**CHALLENGE**:
Faithfully return all lines, omitting every embedded picture.

>> Start GIVEN RECORDS

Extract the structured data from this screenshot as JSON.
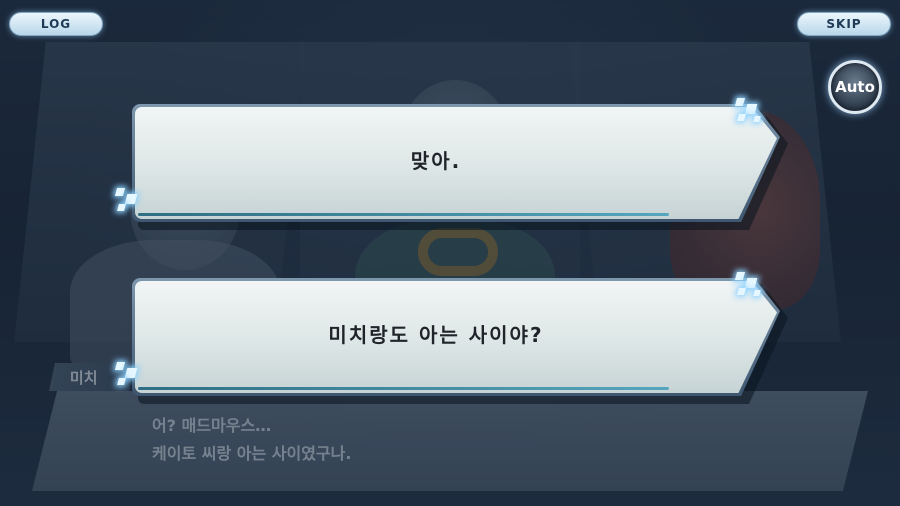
{
  "top_bar": {
    "log_label": "LOG",
    "skip_label": "SKIP",
    "auto_label": "Auto"
  },
  "dialogue": {
    "speaker": "미치",
    "lines": [
      "어? 매드마우스…",
      "케이토 씨랑 아는 사이였구나."
    ]
  },
  "choices": [
    {
      "label": "맞아."
    },
    {
      "label": "미치랑도 아는 사이야?"
    }
  ]
}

>> End GIVEN RECORDS

**RESULT FOR THIS TASK**:
Extract the structured data from this screenshot as JSON.
{
  "top_bar": {
    "log_label": "LOG",
    "skip_label": "SKIP",
    "auto_label": "Auto"
  },
  "dialogue": {
    "speaker": "미치",
    "lines": [
      "어? 매드마우스…",
      "케이토 씨랑 아는 사이였구나."
    ]
  },
  "choices": [
    {
      "label": "맞아."
    },
    {
      "label": "미치랑도 아는 사이야?"
    }
  ]
}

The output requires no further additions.